#### GOAL
Wherever "Backup" appears in a line, list that line.

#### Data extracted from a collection
— begin —

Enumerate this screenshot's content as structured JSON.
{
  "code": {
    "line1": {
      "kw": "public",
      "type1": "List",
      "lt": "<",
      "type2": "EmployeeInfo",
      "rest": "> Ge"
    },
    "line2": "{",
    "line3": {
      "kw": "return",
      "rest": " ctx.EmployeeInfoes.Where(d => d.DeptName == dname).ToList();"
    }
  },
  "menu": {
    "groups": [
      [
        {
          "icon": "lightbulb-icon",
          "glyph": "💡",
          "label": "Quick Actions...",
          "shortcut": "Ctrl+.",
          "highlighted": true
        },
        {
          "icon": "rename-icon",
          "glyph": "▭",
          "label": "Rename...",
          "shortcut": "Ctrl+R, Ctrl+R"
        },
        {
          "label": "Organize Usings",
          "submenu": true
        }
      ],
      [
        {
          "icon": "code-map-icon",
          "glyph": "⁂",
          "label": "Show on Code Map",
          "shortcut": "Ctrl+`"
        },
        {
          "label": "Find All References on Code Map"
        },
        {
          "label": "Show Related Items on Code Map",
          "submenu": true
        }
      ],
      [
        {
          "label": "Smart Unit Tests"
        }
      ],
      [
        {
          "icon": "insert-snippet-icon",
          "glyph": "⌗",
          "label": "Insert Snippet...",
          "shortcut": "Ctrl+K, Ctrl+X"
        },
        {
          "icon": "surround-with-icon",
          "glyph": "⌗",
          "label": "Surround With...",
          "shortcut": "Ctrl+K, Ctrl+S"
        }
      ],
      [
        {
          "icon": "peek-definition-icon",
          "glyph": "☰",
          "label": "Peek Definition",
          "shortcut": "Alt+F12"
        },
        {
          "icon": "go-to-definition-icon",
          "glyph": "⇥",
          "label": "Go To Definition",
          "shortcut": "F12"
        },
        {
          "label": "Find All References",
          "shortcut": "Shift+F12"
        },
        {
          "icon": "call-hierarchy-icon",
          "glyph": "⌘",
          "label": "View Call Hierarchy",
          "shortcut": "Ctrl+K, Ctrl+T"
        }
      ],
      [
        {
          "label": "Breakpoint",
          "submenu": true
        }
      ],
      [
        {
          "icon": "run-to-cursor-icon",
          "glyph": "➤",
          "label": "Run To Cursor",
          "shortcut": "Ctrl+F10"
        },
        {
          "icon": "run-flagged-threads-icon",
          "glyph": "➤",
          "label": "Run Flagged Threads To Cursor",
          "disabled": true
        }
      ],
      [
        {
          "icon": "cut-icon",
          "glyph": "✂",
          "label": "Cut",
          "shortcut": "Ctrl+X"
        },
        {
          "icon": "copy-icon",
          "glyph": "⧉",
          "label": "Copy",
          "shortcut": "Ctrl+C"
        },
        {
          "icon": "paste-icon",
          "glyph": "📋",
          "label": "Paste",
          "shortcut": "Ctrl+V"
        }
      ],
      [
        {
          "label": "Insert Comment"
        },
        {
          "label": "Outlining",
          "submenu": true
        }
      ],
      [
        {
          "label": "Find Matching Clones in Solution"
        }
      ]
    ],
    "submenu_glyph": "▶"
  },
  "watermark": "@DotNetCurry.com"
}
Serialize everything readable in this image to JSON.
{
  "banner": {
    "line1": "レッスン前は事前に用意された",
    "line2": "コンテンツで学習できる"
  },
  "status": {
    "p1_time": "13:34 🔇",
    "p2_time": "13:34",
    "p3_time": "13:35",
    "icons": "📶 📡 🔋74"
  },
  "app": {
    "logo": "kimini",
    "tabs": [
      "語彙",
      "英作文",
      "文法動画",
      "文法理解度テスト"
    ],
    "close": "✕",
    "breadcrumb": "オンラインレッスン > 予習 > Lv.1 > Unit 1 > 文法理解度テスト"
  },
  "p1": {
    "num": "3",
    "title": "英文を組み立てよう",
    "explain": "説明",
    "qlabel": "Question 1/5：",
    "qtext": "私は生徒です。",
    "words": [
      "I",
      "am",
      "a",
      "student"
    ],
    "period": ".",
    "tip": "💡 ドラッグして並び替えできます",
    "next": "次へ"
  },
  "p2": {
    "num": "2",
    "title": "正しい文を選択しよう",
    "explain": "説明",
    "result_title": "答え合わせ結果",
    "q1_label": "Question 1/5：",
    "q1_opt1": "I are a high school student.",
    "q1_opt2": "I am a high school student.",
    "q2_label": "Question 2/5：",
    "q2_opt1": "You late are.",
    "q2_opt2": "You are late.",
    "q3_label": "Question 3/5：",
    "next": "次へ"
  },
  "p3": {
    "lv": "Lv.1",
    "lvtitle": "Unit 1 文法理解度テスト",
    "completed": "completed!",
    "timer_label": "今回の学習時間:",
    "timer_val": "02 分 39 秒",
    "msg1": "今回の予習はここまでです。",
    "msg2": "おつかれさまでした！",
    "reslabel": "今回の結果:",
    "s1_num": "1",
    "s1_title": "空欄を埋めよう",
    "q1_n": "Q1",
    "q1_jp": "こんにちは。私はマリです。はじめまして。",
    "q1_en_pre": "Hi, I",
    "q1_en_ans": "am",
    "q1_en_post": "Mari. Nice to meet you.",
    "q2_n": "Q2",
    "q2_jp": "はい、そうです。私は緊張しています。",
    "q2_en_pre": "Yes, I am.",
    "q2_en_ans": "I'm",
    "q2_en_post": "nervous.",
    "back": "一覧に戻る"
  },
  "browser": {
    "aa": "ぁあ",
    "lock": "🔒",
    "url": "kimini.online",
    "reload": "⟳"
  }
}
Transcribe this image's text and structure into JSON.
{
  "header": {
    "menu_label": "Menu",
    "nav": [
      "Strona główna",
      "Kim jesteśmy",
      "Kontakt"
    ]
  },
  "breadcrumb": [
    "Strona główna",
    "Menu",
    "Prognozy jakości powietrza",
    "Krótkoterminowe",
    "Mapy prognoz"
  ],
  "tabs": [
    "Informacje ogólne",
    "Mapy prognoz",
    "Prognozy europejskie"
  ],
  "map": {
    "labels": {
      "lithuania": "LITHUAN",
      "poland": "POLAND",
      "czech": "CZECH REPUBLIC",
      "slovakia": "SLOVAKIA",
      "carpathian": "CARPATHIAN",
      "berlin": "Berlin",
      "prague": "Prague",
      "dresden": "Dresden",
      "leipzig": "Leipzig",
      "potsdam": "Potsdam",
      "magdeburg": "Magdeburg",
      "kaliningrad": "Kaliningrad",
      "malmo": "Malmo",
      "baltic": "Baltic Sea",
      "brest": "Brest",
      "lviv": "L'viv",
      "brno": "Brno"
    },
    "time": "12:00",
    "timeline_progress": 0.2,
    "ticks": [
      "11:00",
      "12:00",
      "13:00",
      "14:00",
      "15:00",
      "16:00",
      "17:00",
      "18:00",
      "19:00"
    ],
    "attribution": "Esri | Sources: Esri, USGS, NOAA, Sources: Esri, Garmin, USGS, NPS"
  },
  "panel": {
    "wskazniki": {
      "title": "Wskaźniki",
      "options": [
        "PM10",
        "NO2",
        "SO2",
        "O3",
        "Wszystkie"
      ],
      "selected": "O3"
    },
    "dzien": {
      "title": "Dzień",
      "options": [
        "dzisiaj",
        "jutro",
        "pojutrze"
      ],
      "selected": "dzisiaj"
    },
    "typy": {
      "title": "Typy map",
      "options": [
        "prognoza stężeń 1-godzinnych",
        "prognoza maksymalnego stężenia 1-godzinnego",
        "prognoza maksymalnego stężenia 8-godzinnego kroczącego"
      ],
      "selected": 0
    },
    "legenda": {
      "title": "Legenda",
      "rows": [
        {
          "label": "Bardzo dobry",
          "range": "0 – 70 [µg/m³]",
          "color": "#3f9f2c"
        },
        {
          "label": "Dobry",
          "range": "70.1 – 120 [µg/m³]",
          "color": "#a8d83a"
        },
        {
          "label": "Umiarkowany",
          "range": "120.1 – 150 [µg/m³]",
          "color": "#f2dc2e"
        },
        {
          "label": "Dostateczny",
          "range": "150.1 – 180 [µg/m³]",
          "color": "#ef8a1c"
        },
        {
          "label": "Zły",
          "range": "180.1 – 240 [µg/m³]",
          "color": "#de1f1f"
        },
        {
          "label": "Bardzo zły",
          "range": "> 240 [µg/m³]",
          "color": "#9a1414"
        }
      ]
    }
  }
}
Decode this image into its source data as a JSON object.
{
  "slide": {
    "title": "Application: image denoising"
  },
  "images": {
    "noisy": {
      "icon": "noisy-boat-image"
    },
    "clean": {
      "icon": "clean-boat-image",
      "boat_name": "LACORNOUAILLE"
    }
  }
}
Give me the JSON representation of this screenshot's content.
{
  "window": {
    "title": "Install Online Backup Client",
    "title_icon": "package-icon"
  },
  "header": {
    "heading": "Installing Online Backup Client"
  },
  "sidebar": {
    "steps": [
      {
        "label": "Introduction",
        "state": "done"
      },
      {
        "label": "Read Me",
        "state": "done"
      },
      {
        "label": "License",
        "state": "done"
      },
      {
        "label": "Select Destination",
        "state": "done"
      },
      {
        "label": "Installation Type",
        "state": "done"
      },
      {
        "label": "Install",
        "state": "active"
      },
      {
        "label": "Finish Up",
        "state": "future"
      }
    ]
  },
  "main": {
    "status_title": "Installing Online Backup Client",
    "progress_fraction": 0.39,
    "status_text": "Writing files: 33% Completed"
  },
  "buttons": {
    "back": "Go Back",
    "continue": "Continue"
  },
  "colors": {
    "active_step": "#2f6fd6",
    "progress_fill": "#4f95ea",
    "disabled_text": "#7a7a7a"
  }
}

— end —

#### EXERCISE OUTPUT
    "title": "Install Online Backup Client",
    "heading": "Installing Online Backup Client"
    "status_title": "Installing Online Backup Client",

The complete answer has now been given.